Recorded data →
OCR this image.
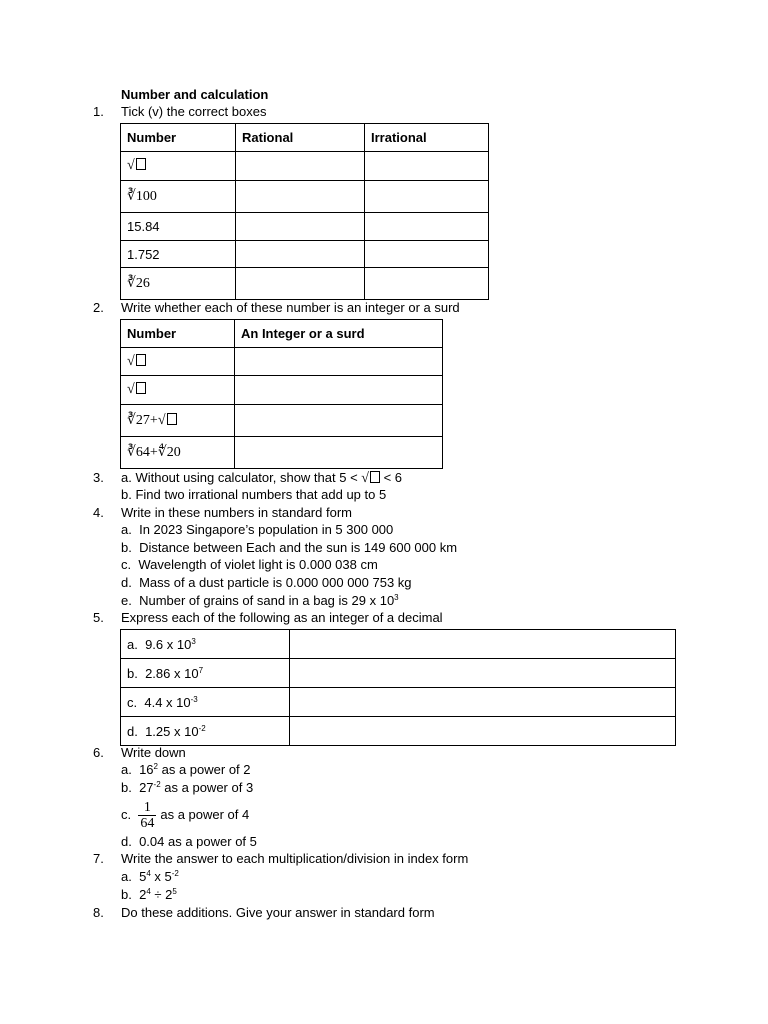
Number and calculation
1. Tick (v) the correct boxes
Number	Rational	Irrational
√		
∛100		
15.84		
1.752		
∛26		
2. Write whether each of these number is an integer or a surd
Number	An Integer or a surd
√	
√	
∛27+√	
∛64+∜20	
3. a. Without using calculator, show that 5 < √ < 6
b. Find two irrational numbers that add up to 5
4. Write in these numbers in standard form
a. In 2023 Singapore’s population in 5 300 000
b. Distance between Each and the sun is 149 600 000 km
c. Wavelength of violet light is 0.000 038 cm
d. Mass of a dust particle is 0.000 000 000 753 kg
e. Number of grains of sand in a bag is 29 x $10^3$
5. Express each of the following as an integer of a decimal
a. 9.6 x $10^3$	
b. 2.86 x $10^7$	
c. 4.4 x $10^{-3}$	
d. 1.25 x $10^{-2}$	
6. Write down
a. $16^2$ as a power of 2
b. $27^{-2}$ as a power of 3
c. $\frac{1}{64}$ as a power of 4
d. 0.04 as a power of 5
7. Write the answer to each multiplication/division in index form
a. $5^4$ x $5^{-2}$
b. $2^4 \div 2^5$
8. Do these additions. Give your answer in standard form
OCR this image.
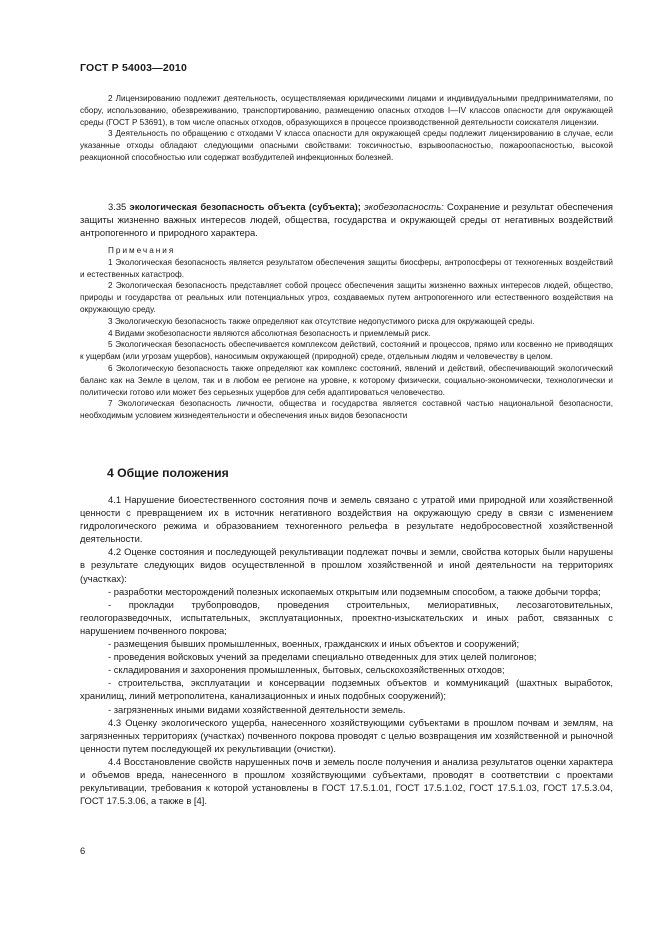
ГОСТ Р 54003—2010

2 Лицензированию подлежит деятельность, осуществляемая юридическими лицами и индивидуальными предпринимателями, по сбору, использованию, обезвреживанию, транспортированию, размещению опасных отходов I—IV классов опасности для окружающей среды (ГОСТ Р 53691), в том числе опасных отходов, образующихся в процессе производственной деятельности соискателя лицензии.

3 Деятельность по обращению с отходами V класса опасности для окружающей среды подлежит лицензированию в случае, если указанные отходы обладают следующими опасными свойствами: токсичностью, взрывоопасностью, пожароопасностью, высокой реакционной способностью или содержат возбудителей инфекционных болезней.

3.35 экологическая безопасность объекта (субъекта); экобезопасность: Сохранение и результат обеспечения защиты жизненно важных интересов людей, общества, государства и окружающей среды от негативных воздействий антропогенного и природного характера.

Примечания

1 Экологическая безопасность является результатом обеспечения защиты биосферы, антропосферы от техногенных воздействий и естественных катастроф.

2 Экологическая безопасность представляет собой процесс обеспечения защиты жизненно важных интересов людей, общество, природы и государства от реальных или потенциальных угроз, создаваемых путем антропогенного или естественного воздействия на окружающую среду.

3 Экологическую безопасность также определяют как отсутствие недопустимого риска для окружающей среды.

4 Видами экобезопасности являются абсолютная безопасность и приемлемый риск.

5 Экологическая безопасность обеспечивается комплексом действий, состояний и процессов, прямо или косвенно не приводящих к ущербам (или угрозам ущербов), наносимым окружающей (природной) среде, отдельным людям и человечеству в целом.

6 Экологическую безопасность также определяют как комплекс состояний, явлений и действий, обеспечивающий экологический баланс как на Земле в целом, так и в любом ее регионе на уровне, к которому физически, социально-экономически, технологически и политически готово или может без серьезных ущербов для себя адаптироваться человечество.

7 Экологическая безопасность личности, общества и государства является составной частью национальной безопасности, необходимым условием жизнедеятельности и обеспечения иных видов безопасности

4 Общие положения

4.1 Нарушение биоестественного состояния почв и земель связано с утратой ими природной или хозяйственной ценности с превращением их в источник негативного воздействия на окружающую среду в связи с изменением гидрологического режима и образованием техногенного рельефа в результате недобросовестной хозяйственной деятельности.

4.2 Оценке состояния и последующей рекультивации подлежат почвы и земли, свойства которых были нарушены в результате следующих видов осуществленной в прошлом хозяйственной и иной деятельности на территориях (участках):

- разработки месторождений полезных ископаемых открытым или подземным способом, а также добычи торфа;

- прокладки трубопроводов, проведения строительных, мелиоративных, лесозаготовительных, геологоразведочных, испытательных, эксплуатационных, проектно-изыскательских и иных работ, связанных с нарушением почвенного покрова;

- размещения бывших промышленных, военных, гражданских и иных объектов и сооружений;

- проведения войсковых учений за пределами специально отведенных для этих целей полигонов;

- складирования и захоронения промышленных, бытовых, сельскохозяйственных отходов;

- строительства, эксплуатации и консервации подземных объектов и коммуникаций (шахтных выработок, хранилищ, линий метрополитена, канализационных и иных подобных сооружений);

- загрязненных иными видами хозяйственной деятельности земель.

4.3 Оценку экологического ущерба, нанесенного хозяйствующими субъектами в прошлом почвам и землям, на загрязненных территориях (участках) почвенного покрова проводят с целью возвращения им хозяйственной и рыночной ценности путем последующей их рекультивации (очистки).

4.4 Восстановление свойств нарушенных почв и земель после получения и анализа результатов оценки характера и объемов вреда, нанесенного в прошлом хозяйствующими субъектами, проводят в соответствии с проектами рекультивации, требования к которой установлены в ГОСТ 17.5.1.01, ГОСТ 17.5.1.02, ГОСТ 17.5.1.03, ГОСТ 17.5.3.04, ГОСТ 17.5.3.06, а также в [4].

6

Directions → Retype the whole listing exactly and leave the pictures out.

Response to this exercise →
OCR this image.
Number and calculation
1. Tick (v) the correct boxes
Number	Rational	Irrational
√		
∛100		
15.84		
1.752		
∛26		
2. Write whether each of these number is an integer or a surd
Number	An Integer or a surd
√	
√	
∛27+√	
∛64+∜20	
3. a. Without using calculator, show that 5 < √ < 6
b. Find two irrational numbers that add up to 5
4. Write in these numbers in standard form
a. In 2023 Singapore’s population in 5 300 000
b. Distance between Each and the sun is 149 600 000 km
c. Wavelength of violet light is 0.000 038 cm
d. Mass of a dust particle is 0.000 000 000 753 kg
e. Number of grains of sand in a bag is 29 x $10^3$
5. Express each of the following as an integer of a decimal
a. 9.6 x $10^3$	
b. 2.86 x $10^7$	
c. 4.4 x $10^{-3}$	
d. 1.25 x $10^{-2}$	
6. Write down
a. $16^2$ as a power of 2
b. $27^{-2}$ as a power of 3
c. $\frac{1}{64}$ as a power of 4
d. 0.04 as a power of 5
7. Write the answer to each multiplication/division in index form
a. $5^4$ x $5^{-2}$
b. $2^4 \div 2^5$
8. Do these additions. Give your answer in standard form
OCR this image.
ГОСТ Р 54003—2010

2 Лицензированию подлежит деятельность, осуществляемая юридическими лицами и индивидуальными предпринимателями, по сбору, использованию, обезвреживанию, транспортированию, размещению опасных отходов I—IV классов опасности для окружающей среды (ГОСТ Р 53691), в том числе опасных отходов, образующихся в процессе производственной деятельности соискателя лицензии.

3 Деятельность по обращению с отходами V класса опасности для окружающей среды подлежит лицензированию в случае, если указанные отходы обладают следующими опасными свойствами: токсичностью, взрывоопасностью, пожароопасностью, высокой реакционной способностью или содержат возбудителей инфекционных болезней.

3.35 экологическая безопасность объекта (субъекта); экобезопасность: Сохранение и результат обеспечения защиты жизненно важных интересов людей, общества, государства и окружающей среды от негативных воздействий антропогенного и природного характера.

Примечания

1 Экологическая безопасность является результатом обеспечения защиты биосферы, антропосферы от техногенных воздействий и естественных катастроф.

2 Экологическая безопасность представляет собой процесс обеспечения защиты жизненно важных интересов людей, общество, природы и государства от реальных или потенциальных угроз, создаваемых путем антропогенного или естественного воздействия на окружающую среду.

3 Экологическую безопасность также определяют как отсутствие недопустимого риска для окружающей среды.

4 Видами экобезопасности являются абсолютная безопасность и приемлемый риск.

5 Экологическая безопасность обеспечивается комплексом действий, состояний и процессов, прямо или косвенно не приводящих к ущербам (или угрозам ущербов), наносимым окружающей (природной) среде, отдельным людям и человечеству в целом.

6 Экологическую безопасность также определяют как комплекс состояний, явлений и действий, обеспечивающий экологический баланс как на Земле в целом, так и в любом ее регионе на уровне, к которому физически, социально-экономически, технологически и политически готово или может без серьезных ущербов для себя адаптироваться человечество.

7 Экологическая безопасность личности, общества и государства является составной частью национальной безопасности, необходимым условием жизнедеятельности и обеспечения иных видов безопасности

4 Общие положения

4.1 Нарушение биоестественного состояния почв и земель связано с утратой ими природной или хозяйственной ценности с превращением их в источник негативного воздействия на окружающую среду в связи с изменением гидрологического режима и образованием техногенного рельефа в результате недобросовестной хозяйственной деятельности.

4.2 Оценке состояния и последующей рекультивации подлежат почвы и земли, свойства которых были нарушены в результате следующих видов осуществленной в прошлом хозяйственной и иной деятельности на территориях (участках):

- разработки месторождений полезных ископаемых открытым или подземным способом, а также добычи торфа;

- прокладки трубопроводов, проведения строительных, мелиоративных, лесозаготовительных, геологоразведочных, испытательных, эксплуатационных, проектно-изыскательских и иных работ, связанных с нарушением почвенного покрова;

- размещения бывших промышленных, военных, гражданских и иных объектов и сооружений;

- проведения войсковых учений за пределами специально отведенных для этих целей полигонов;

- складирования и захоронения промышленных, бытовых, сельскохозяйственных отходов;

- строительства, эксплуатации и консервации подземных объектов и коммуникаций (шахтных выработок, хранилищ, линий метрополитена, канализационных и иных подобных сооружений);

- загрязненных иными видами хозяйственной деятельности земель.

4.3 Оценку экологического ущерба, нанесенного хозяйствующими субъектами в прошлом почвам и землям, на загрязненных территориях (участках) почвенного покрова проводят с целью возвращения им хозяйственной и рыночной ценности путем последующей их рекультивации (очистки).

4.4 Восстановление свойств нарушенных почв и земель после получения и анализа результатов оценки характера и объемов вреда, нанесенного в прошлом хозяйствующими субъектами, проводят в соответствии с проектами рекультивации, требования к которой установлены в ГОСТ 17.5.1.01, ГОСТ 17.5.1.02, ГОСТ 17.5.1.03, ГОСТ 17.5.3.04, ГОСТ 17.5.3.06, а также в [4].

6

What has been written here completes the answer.